__Source__:
** BEGIN **

DZI has never been a name associated with a just a single service sector. It used to have a corporate halo while a household name in the pre-1989 times. It held onto its profile when, through a landmark privatisation deal, it came into the hands of Bulgarian businessman, Emil Kyulev. Under his ownership, it remained a corporation providing many services from a full suite of insurance services to banking services.
After Kyulevs murder in 2005, the divestiture strategy of his wife, Vesela Kyuleva, to sell the conglomerate in chunks, cast some doubt as to whether the DZI name would continue in sectors across the finance board.
Doubts were reinforced when the buyer of DZI Bank, EFG Eurobank Ergasias of Greece, announced in late spring it would finalise the merger of its two Bulgarian lending units before the end of the third quarter. After this, its lending assets, DZI Bank and Postbank, are to operate under the EFG Eurobank Bulgaria name.
One DZI trademark lost, hopes for DZIs survival resurfaced when the buyer of the insurer, Belgiums finance and insurance giant KBC, said it would keep the name of DZI Insurance. All the more, it said it would combine its first ever Bulgarian asset with a lending institution as well.
On September 9, a KBC spokesperson told wire agency SeeNews, on condition of anonymity, that the Belgian group had been in buyout talks with one of Bulgarias smaller banks. He did not name the targeted bank and neither did the source mention a potential price for the acquisition. More details on the deal would be made available once negotiations were completed, which the spokesperson said should be this year.
KBC is almost certain to finalise the acquisition and, thus, bring DZIs image to date, home yet again. The Belgian giant consistently operates in both the banking and insurance sectors, both at home and in its new markets.
At present, KBC is undergoing an aggressive expansion push. This year alone, it has purchased assets in Central and Eastern Europe for a total price of 1.4 billion euro. Since 2004, expansion focused on Bulgaria, Romania, Russia and Serbia. An acquisition of note is Absolut Bank of Russia as the local banking market is generally closed to foreign capital.

** END **

__Records provided__:
** BEGIN **

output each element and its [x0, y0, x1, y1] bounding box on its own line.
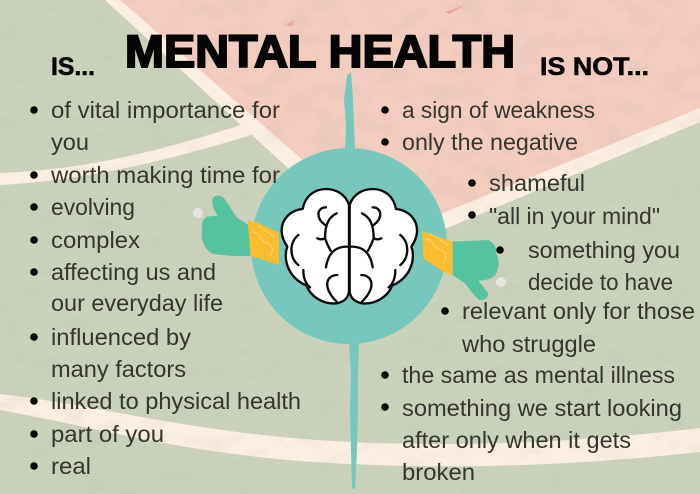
- list: mental health is: many factors: [51, 356, 186, 382]
- right hemisphere: [350, 189, 417, 303]
- list: mental health is: of vital importance for: [51, 97, 280, 123]
- list: mental health is: part of you: [51, 421, 164, 447]
- list: mental health is: real: [51, 453, 91, 479]
- list: mental health is: evolving: [51, 194, 135, 220]
- heading: is not: IS NOT...: [540, 53, 649, 81]
- left hemisphere: [282, 189, 349, 303]
- list: mental health is not: only the negative: [402, 129, 578, 155]
- list: mental health is not: who struggle: [461, 331, 596, 357]
- title: MENTAL HEALTH: [125, 26, 515, 77]
- list: mental health is: influenced by: [51, 324, 191, 350]
- list: mental health is not: [381, 97, 695, 485]
- list: mental health is not: after only when it gets: [402, 427, 631, 453]
- list: mental health is not: shameful: [489, 170, 585, 196]
- list: mental health is: worth making time for: [50, 162, 280, 188]
- list: mental health is: [30, 97, 301, 479]
- list: mental health is not: "all in your mind": [489, 203, 660, 229]
- icon: brain: [282, 189, 417, 303]
- list: mental health is not: the same as mental illness: [402, 362, 675, 388]
- list: mental health is: you: [51, 129, 89, 155]
- heading: is: IS...: [51, 53, 95, 81]
- list: mental health is not: decide to have: [528, 269, 673, 295]
- list: mental health is: complex: [51, 227, 140, 253]
- list: mental health is not: a sign of weakness: [402, 97, 595, 123]
- list: mental health is: our everyday life: [51, 290, 223, 316]
- list: mental health is not: something we start looking: [402, 395, 682, 421]
- list: mental health is: affecting us and: [51, 259, 216, 285]
- list: mental health is not: relevant only for those: [462, 298, 695, 324]
- central teal circle with spikes: [251, 72, 447, 490]
- icon: thumb down arm: [422, 231, 499, 300]
- list: mental health is not: something you: [528, 237, 680, 263]
- list: mental health is not: broken: [402, 459, 475, 485]
- list: mental health is: linked to physical health: [51, 388, 301, 414]
- icon: thumb up arm: [202, 196, 279, 265]
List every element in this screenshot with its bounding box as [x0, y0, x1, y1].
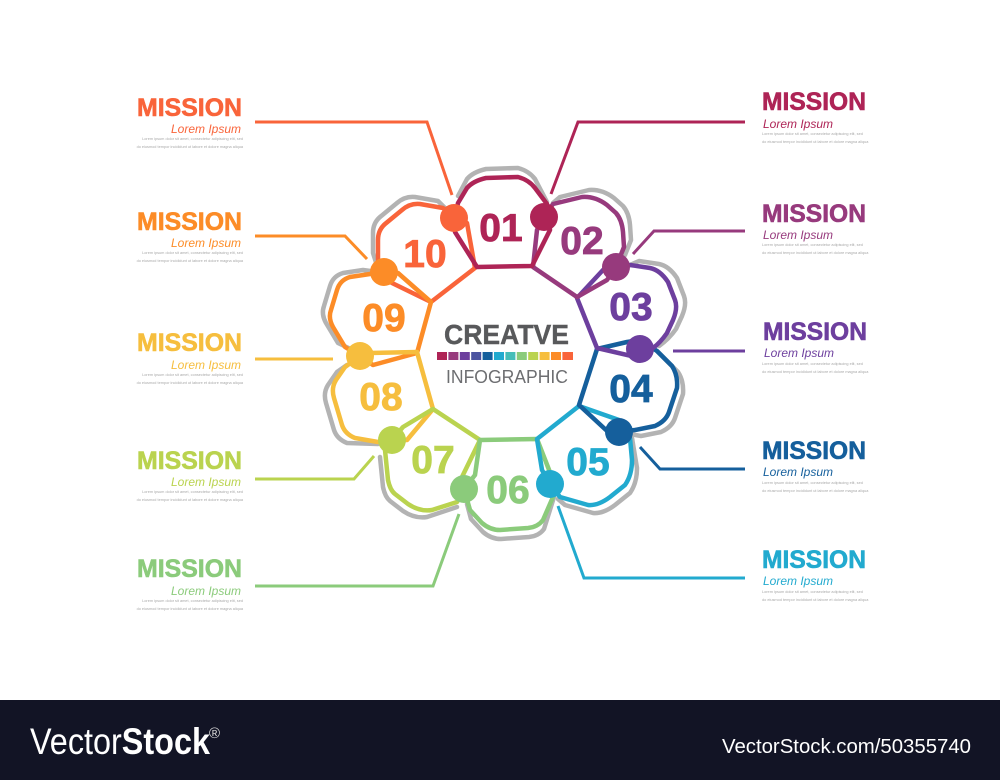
center title: INFOGRAPHIC — [446, 367, 568, 387]
petal numbers — [359, 207, 653, 512]
left text block 2: MISSION — [137, 208, 242, 236]
petal 05 — [537, 406, 632, 505]
left text block 1: Lorem ipsum dolor sit amet, consectetur adipiscing elit, sed — [142, 137, 243, 141]
right text block 3: MISSION — [763, 318, 867, 346]
rainbow colour bar — [437, 352, 573, 360]
connector lines — [255, 122, 745, 586]
left text block 2 — [137, 208, 244, 263]
right text block 3: do eiusmod tempor incididunt ut labore et dolore magna aliqua — [762, 370, 869, 374]
gray petal shadows — [323, 168, 685, 539]
right text block 1 — [762, 88, 869, 144]
right text block 2: MISSION — [762, 200, 866, 228]
center title — [437, 319, 573, 387]
right text block 3: Lorem ipsum dolor sit amet, consectetur adipiscing elit, sed — [762, 362, 863, 366]
petal 10 — [378, 204, 475, 302]
right text block 4: do eiusmod tempor incididunt ut labore et dolore magna aliqua — [762, 489, 869, 493]
right text block 4: Lorem Ipsum — [763, 465, 833, 479]
petal numbers: 03 — [609, 286, 653, 329]
petal numbers: 06 — [486, 469, 530, 512]
right text block 4: MISSION — [762, 437, 866, 465]
petal numbers: 10 — [403, 233, 447, 276]
left text block 2: Lorem Ipsum — [171, 236, 241, 250]
right text block 5 — [762, 546, 869, 602]
left text block 5: Lorem Ipsum — [171, 584, 241, 598]
footer id: VectorStock.com/50355740 — [722, 736, 971, 758]
right text block 5: Lorem Ipsum — [763, 574, 833, 588]
left text block 4 — [137, 447, 244, 502]
left text block 3: Lorem ipsum dolor sit amet, consectetur adipiscing elit, sed — [142, 373, 243, 377]
petal numbers: 07 — [411, 439, 455, 482]
right text block 5: do eiusmod tempor incididunt ut labore et dolore magna aliqua — [762, 598, 869, 602]
left text block 1 — [137, 94, 244, 149]
right text block 4: Lorem ipsum dolor sit amet, consectetur adipiscing elit, sed — [762, 481, 863, 485]
right text block 4 — [762, 437, 869, 493]
right text block 3: Lorem Ipsum — [764, 346, 834, 360]
left text block 3: do eiusmod tempor incididunt ut labore et dolore magna aliqua — [137, 381, 244, 385]
right text block 2: Lorem Ipsum — [763, 228, 833, 242]
petal 04 — [579, 340, 677, 432]
left text block 3: MISSION — [137, 329, 242, 357]
right text block 2: Lorem ipsum dolor sit amet, consectetur adipiscing elit, sed — [762, 243, 863, 247]
petal numbers: 05 — [566, 441, 610, 484]
right text block 1: MISSION — [762, 88, 866, 116]
footer logo: VectorStock — [30, 721, 210, 762]
petal 09 — [330, 272, 431, 365]
petal numbers: 09 — [362, 297, 406, 340]
left text block 4: Lorem Ipsum — [171, 475, 241, 489]
left text block 1: do eiusmod tempor incididunt ut labore et dolore magna aliqua — [137, 145, 244, 149]
petal 06 — [464, 439, 553, 530]
left text block 5: Lorem ipsum dolor sit amet, consectetur adipiscing elit, sed — [142, 599, 243, 603]
left text block 5: do eiusmod tempor incididunt ut labore et dolore magna aliqua — [137, 607, 244, 611]
right text block 2 — [762, 200, 869, 255]
left text block 2: do eiusmod tempor incididunt ut labore et dolore magna aliqua — [137, 259, 244, 263]
right text block 1: Lorem ipsum dolor sit amet, consectetur adipiscing elit, sed — [762, 132, 863, 136]
petal numbers: 04 — [609, 368, 653, 411]
left text block 1: Lorem Ipsum — [171, 122, 241, 136]
left text block 1: MISSION — [137, 94, 242, 122]
flower of ten numbered petals — [330, 177, 677, 530]
left text block 5 — [137, 555, 244, 611]
right text block 5: Lorem ipsum dolor sit amet, consectetur adipiscing elit, sed — [762, 590, 863, 594]
left text block 4: Lorem ipsum dolor sit amet, consectetur adipiscing elit, sed — [142, 490, 243, 494]
left text block 4: do eiusmod tempor incididunt ut labore et dolore magna aliqua — [137, 498, 244, 502]
right text block 3 — [762, 318, 869, 374]
petal numbers: 08 — [359, 376, 403, 419]
petal numbers: 01 — [479, 207, 523, 250]
left text block 3 — [137, 329, 244, 385]
petal 08 — [333, 352, 433, 442]
petal 07 — [385, 409, 480, 510]
footer bar — [0, 700, 1000, 780]
left text block 5: MISSION — [137, 555, 242, 583]
right text block 1: Lorem Ipsum — [763, 117, 833, 131]
node dots — [346, 203, 654, 503]
petal 03 — [577, 265, 676, 358]
right text block 5: MISSION — [762, 546, 866, 574]
left text block 3: Lorem Ipsum — [171, 358, 241, 372]
center title: CREATVE — [444, 319, 569, 350]
petal numbers: 02 — [560, 220, 604, 263]
registered mark: ® — [209, 725, 220, 742]
right text block 1: do eiusmod tempor incididunt ut labore et dolore magna aliqua — [762, 140, 869, 144]
left text block 4: MISSION — [137, 447, 242, 475]
petal 02 — [533, 197, 624, 297]
left text block 2: Lorem ipsum dolor sit amet, consectetur adipiscing elit, sed — [142, 251, 243, 255]
petal 01 — [455, 177, 550, 267]
right text block 2: do eiusmod tempor incididunt ut labore et dolore magna aliqua — [762, 251, 869, 255]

** END **

__Problem details__: Please extend the article on DZI and its Belgian buyer KBC with a few more paragraphs, picking up after its final sentence.

__Written answer__:
Thomson Financial News quoted KBC officials as saying the buying spree for the year was not over yet. The company was also looking at a Bulgarian bank and an insurer or lender in Serbia. These statements presumed DZI Insurance would not be KBCs only player in Bulgaria for long.
Yet KBCs concept presumes solo ownership, in each country it operates in and if regulations allow. In Bulgaria, the concept is due to materialise within months.
KBC completed the acquisition of 70 per cent of listed DZI Insurance in early August. By early September, it had already raised its stake to 81.21 per cent, a sufficient shareholding to resort to a mandatory buyout on the stock exchange.
On September 5, KBC opened a 28-day offer and DZIs minority shareholders were invited to sell their shares at 188.37 leva a share, a price equalling that paid by KBC on acquisition. The free float, less KBCs shareholding, was 18.79 per cent or 725 282 shares. This meant the total value of the tender offer amounted to 78.4 million leva.
Once KBC was the sole shareholder, DZI would be delisted from the Bulgarian Stock Exchange, provided it gets approval from the Financial Supervision Commission. If delisted, the market capitalisation of the Sofia Stock Exchange would decline by 727 million leva or 2.89 per cent of its value.
KBC said it was open to talks with the financial watchdog on retaining the public status of the company. Yet, no such talks have been reported so far.
Recently, KBC explained its delisting strategy by saying it wanted to be the only publicly traded entity within the group.
Besides, an international company tends to make a subsidiary private whenever it wants accelerate restructuring through faster decision making. Decisions in a listed company take more time because of time-consuming procedures such as convening a general shareholders assembly, waiting for approval from supervisory boards, etc.
On or off the exchange, KBC has struck one of its better deals with DZI. It bought a leader in both the general and life insurance markets. Also, it has made the purchase at a stage when the insurance market is set to boom.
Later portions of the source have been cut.